# Input records
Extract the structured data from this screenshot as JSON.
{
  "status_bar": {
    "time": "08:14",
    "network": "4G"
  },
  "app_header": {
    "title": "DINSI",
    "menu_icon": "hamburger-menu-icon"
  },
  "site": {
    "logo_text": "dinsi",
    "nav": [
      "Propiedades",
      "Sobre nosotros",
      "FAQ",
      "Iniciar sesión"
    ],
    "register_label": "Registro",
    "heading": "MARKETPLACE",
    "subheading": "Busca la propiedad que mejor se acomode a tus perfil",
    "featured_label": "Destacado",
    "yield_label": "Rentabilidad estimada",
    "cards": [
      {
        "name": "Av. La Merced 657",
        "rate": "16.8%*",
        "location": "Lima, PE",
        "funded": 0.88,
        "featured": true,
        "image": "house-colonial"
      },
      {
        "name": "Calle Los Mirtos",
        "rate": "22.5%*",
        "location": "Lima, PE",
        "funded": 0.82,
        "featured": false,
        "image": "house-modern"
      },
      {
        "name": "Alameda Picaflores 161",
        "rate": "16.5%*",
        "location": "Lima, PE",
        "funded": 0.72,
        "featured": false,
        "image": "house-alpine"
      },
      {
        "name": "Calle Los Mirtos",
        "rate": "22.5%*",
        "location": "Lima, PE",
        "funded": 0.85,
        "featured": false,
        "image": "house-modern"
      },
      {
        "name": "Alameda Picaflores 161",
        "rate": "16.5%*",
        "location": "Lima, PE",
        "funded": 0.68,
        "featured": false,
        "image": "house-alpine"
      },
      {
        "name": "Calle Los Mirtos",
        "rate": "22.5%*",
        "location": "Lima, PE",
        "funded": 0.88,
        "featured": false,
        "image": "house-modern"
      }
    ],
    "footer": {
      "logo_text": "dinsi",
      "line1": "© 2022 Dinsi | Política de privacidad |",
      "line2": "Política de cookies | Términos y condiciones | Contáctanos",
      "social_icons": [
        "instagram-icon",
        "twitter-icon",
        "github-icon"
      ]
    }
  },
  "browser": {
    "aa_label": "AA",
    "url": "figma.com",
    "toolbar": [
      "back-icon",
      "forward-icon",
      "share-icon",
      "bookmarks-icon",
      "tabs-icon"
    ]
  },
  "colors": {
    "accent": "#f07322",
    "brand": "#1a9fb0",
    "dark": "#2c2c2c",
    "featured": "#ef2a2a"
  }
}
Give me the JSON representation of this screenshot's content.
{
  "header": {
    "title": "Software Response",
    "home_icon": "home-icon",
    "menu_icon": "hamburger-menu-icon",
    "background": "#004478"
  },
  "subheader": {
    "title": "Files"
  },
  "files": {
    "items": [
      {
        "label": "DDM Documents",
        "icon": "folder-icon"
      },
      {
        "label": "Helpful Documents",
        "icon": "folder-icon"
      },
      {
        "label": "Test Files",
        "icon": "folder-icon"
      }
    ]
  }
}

# Aim of the task
Copy the data above in full, character for character.

# Full output
Extract the structured data from this screenshot as JSON.
{
  "status_bar": {
    "time": "08:14",
    "network": "4G"
  },
  "app_header": {
    "title": "DINSI",
    "menu_icon": "hamburger-menu-icon"
  },
  "site": {
    "logo_text": "dinsi",
    "nav": [
      "Propiedades",
      "Sobre nosotros",
      "FAQ",
      "Iniciar sesión"
    ],
    "register_label": "Registro",
    "heading": "MARKETPLACE",
    "subheading": "Busca la propiedad que mejor se acomode a tus perfil",
    "featured_label": "Destacado",
    "yield_label": "Rentabilidad estimada",
    "cards": [
      {
        "name": "Av. La Merced 657",
        "rate": "16.8%*",
        "location": "Lima, PE",
        "funded": 0.88,
        "featured": true,
        "image": "house-colonial"
      },
      {
        "name": "Calle Los Mirtos",
        "rate": "22.5%*",
        "location": "Lima, PE",
        "funded": 0.82,
        "featured": false,
        "image": "house-modern"
      },
      {
        "name": "Alameda Picaflores 161",
        "rate": "16.5%*",
        "location": "Lima, PE",
        "funded": 0.72,
        "featured": false,
        "image": "house-alpine"
      },
      {
        "name": "Calle Los Mirtos",
        "rate": "22.5%*",
        "location": "Lima, PE",
        "funded": 0.85,
        "featured": false,
        "image": "house-modern"
      },
      {
        "name": "Alameda Picaflores 161",
        "rate": "16.5%*",
        "location": "Lima, PE",
        "funded": 0.68,
        "featured": false,
        "image": "house-alpine"
      },
      {
        "name": "Calle Los Mirtos",
        "rate": "22.5%*",
        "location": "Lima, PE",
        "funded": 0.88,
        "featured": false,
        "image": "house-modern"
      }
    ],
    "footer": {
      "logo_text": "dinsi",
      "line1": "© 2022 Dinsi | Política de privacidad |",
      "line2": "Política de cookies | Términos y condiciones | Contáctanos",
      "social_icons": [
        "instagram-icon",
        "twitter-icon",
        "github-icon"
      ]
    }
  },
  "browser": {
    "aa_label": "AA",
    "url": "figma.com",
    "toolbar": [
      "back-icon",
      "forward-icon",
      "share-icon",
      "bookmarks-icon",
      "tabs-icon"
    ]
  },
  "colors": {
    "accent": "#f07322",
    "brand": "#1a9fb0",
    "dark": "#2c2c2c",
    "featured": "#ef2a2a"
  }
}
Give me the JSON representation of this screenshot's content.
{
  "header": {
    "title": "Software Response",
    "home_icon": "home-icon",
    "menu_icon": "hamburger-menu-icon",
    "background": "#004478"
  },
  "subheader": {
    "title": "Files"
  },
  "files": {
    "items": [
      {
        "label": "DDM Documents",
        "icon": "folder-icon"
      },
      {
        "label": "Helpful Documents",
        "icon": "folder-icon"
      },
      {
        "label": "Test Files",
        "icon": "folder-icon"
      }
    ]
  }
}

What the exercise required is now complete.